(Extracted records)

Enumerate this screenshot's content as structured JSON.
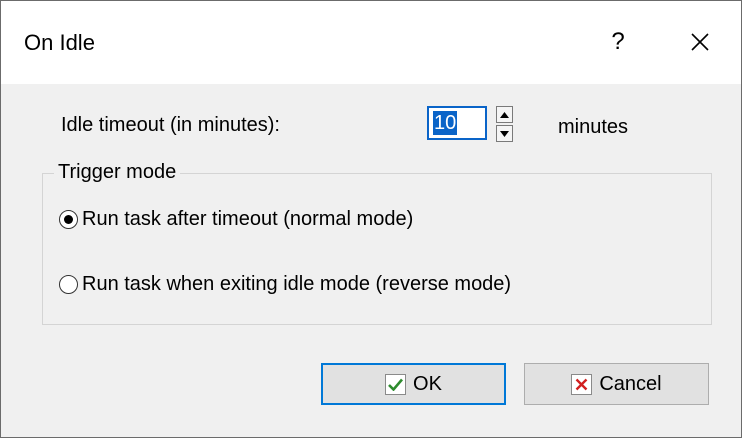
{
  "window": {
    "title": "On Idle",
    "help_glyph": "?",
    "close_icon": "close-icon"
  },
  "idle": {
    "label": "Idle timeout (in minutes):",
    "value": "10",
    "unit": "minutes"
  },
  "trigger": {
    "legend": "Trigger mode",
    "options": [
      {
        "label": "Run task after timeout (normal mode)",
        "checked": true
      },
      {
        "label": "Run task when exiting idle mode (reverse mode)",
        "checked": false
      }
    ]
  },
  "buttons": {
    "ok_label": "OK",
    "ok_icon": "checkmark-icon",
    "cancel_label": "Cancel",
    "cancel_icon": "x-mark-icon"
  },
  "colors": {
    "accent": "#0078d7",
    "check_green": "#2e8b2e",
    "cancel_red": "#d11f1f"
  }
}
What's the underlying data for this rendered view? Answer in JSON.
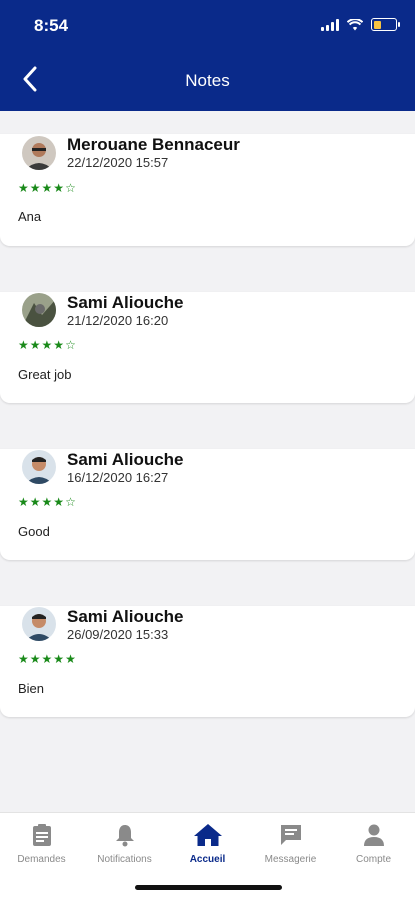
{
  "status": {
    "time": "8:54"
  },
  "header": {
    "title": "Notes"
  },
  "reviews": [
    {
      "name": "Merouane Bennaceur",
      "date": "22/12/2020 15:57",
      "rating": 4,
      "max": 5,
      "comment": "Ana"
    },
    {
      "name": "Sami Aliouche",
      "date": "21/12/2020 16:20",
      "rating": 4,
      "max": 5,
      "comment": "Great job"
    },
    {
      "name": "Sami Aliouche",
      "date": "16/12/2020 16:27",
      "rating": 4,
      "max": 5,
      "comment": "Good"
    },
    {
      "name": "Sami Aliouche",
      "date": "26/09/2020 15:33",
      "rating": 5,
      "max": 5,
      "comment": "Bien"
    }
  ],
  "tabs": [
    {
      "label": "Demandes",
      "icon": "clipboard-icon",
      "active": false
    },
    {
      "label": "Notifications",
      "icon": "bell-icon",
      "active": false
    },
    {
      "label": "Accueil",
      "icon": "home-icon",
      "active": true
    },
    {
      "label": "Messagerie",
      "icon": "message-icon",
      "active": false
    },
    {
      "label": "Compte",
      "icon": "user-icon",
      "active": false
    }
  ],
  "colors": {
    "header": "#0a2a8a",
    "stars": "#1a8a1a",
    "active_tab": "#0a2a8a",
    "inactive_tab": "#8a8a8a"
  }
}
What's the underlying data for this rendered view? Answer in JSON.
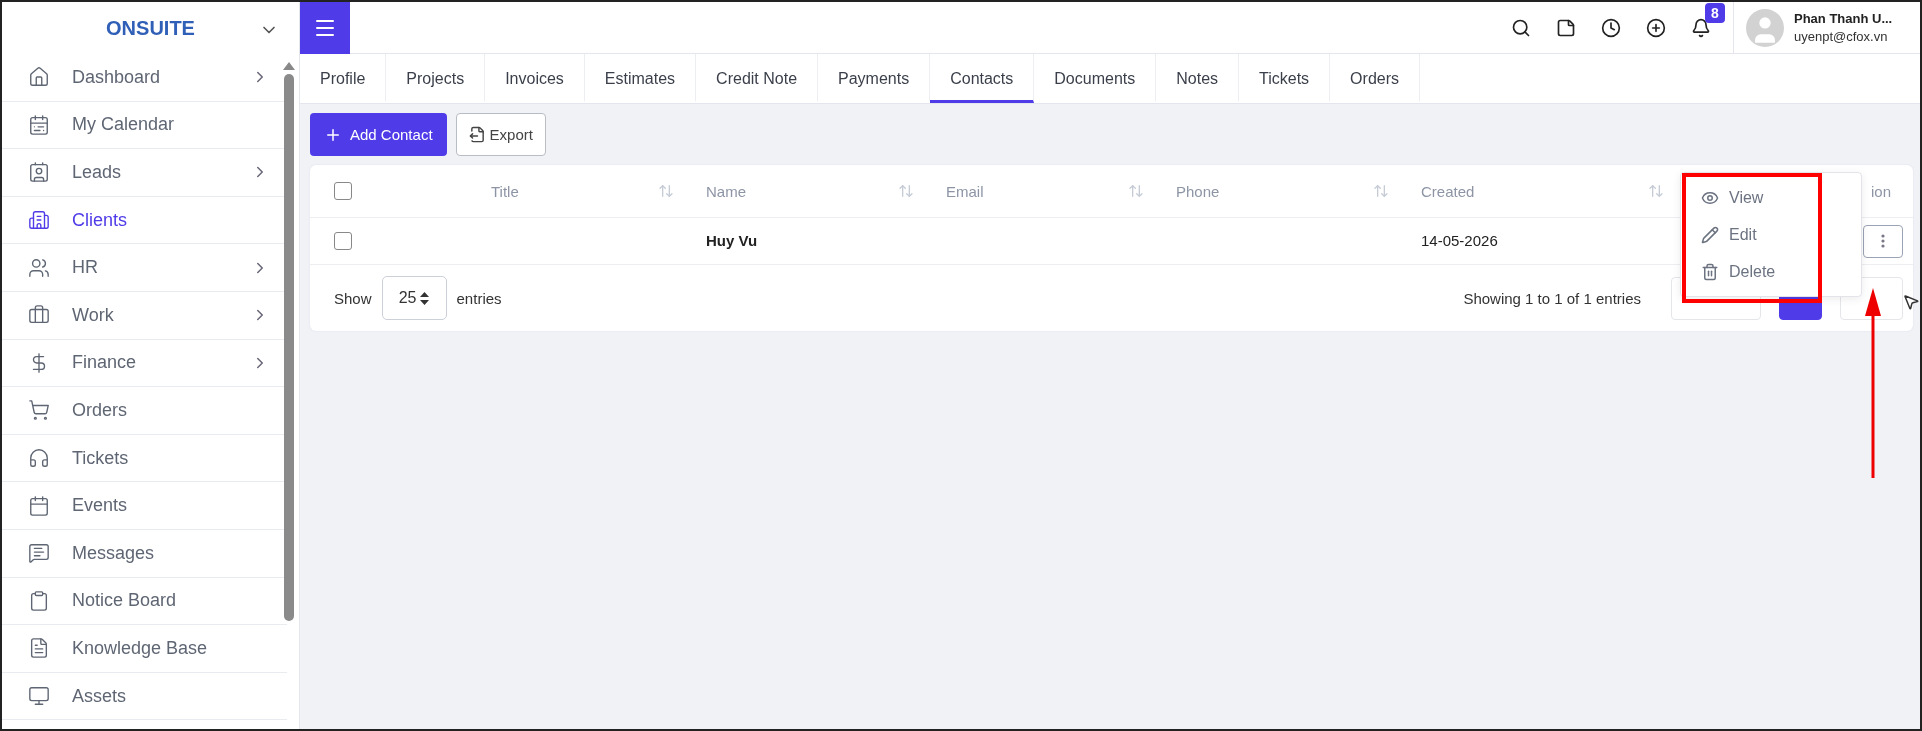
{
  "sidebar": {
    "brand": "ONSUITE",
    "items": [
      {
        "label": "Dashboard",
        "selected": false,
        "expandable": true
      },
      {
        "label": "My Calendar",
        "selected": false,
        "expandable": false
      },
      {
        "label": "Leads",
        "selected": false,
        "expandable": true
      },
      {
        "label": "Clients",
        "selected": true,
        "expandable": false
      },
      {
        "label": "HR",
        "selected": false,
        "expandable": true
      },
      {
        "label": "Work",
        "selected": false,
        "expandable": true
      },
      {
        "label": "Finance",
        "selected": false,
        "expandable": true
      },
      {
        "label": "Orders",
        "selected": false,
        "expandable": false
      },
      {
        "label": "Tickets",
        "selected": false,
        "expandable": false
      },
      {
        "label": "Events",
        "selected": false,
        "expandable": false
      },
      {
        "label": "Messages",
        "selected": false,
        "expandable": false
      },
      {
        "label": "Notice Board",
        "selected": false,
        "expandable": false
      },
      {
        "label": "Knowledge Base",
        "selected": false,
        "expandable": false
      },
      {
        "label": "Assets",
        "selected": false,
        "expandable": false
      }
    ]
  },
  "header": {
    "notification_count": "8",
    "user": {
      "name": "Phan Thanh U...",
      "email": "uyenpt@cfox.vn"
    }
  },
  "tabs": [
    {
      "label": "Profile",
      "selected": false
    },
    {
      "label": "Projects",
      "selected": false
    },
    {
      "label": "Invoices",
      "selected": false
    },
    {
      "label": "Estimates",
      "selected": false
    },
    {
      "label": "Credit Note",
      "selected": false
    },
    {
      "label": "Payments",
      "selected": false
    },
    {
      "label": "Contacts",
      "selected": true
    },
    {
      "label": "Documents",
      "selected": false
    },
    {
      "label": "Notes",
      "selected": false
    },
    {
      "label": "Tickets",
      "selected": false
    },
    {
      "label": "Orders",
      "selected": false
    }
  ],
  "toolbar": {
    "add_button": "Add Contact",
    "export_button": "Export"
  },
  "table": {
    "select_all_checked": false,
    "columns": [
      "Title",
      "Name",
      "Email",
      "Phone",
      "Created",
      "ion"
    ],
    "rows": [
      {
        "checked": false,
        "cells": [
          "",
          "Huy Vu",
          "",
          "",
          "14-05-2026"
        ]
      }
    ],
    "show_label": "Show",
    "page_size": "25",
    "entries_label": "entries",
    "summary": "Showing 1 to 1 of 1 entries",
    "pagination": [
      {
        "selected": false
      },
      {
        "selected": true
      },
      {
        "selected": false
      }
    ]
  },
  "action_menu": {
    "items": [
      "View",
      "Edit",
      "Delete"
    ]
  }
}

---

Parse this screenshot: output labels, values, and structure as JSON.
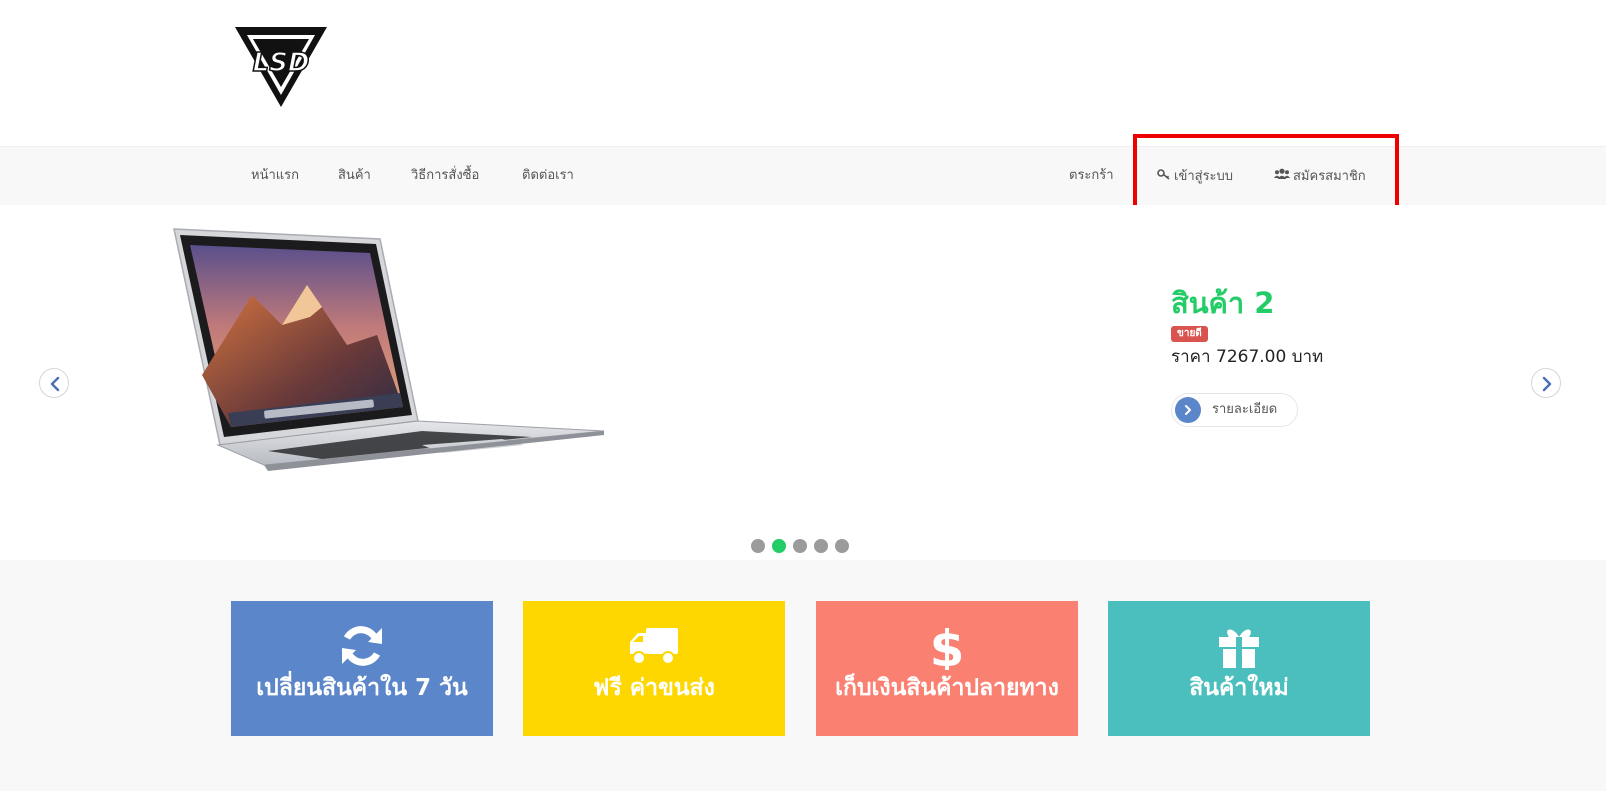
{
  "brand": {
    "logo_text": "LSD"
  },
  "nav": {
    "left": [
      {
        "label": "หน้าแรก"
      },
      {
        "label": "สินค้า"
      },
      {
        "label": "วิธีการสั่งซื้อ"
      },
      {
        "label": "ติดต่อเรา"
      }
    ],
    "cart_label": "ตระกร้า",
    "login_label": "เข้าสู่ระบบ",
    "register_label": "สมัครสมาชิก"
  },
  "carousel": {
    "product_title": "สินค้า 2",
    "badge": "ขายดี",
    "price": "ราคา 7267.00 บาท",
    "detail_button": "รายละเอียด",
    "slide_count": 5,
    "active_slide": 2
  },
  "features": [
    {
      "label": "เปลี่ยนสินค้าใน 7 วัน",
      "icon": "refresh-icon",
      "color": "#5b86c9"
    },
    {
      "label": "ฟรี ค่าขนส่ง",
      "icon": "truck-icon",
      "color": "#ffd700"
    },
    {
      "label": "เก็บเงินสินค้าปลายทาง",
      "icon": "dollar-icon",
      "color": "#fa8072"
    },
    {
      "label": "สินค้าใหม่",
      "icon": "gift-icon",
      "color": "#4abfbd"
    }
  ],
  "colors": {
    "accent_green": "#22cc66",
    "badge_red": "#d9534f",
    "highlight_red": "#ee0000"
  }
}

(YOUR TASK) Locate the lines above that hold the word "entries". Show every one of them.

(RESULT OF THIS EXERCISE)
    "entries_label": "entries",
    "summary": "Showing 1 to 1 of 1 entries",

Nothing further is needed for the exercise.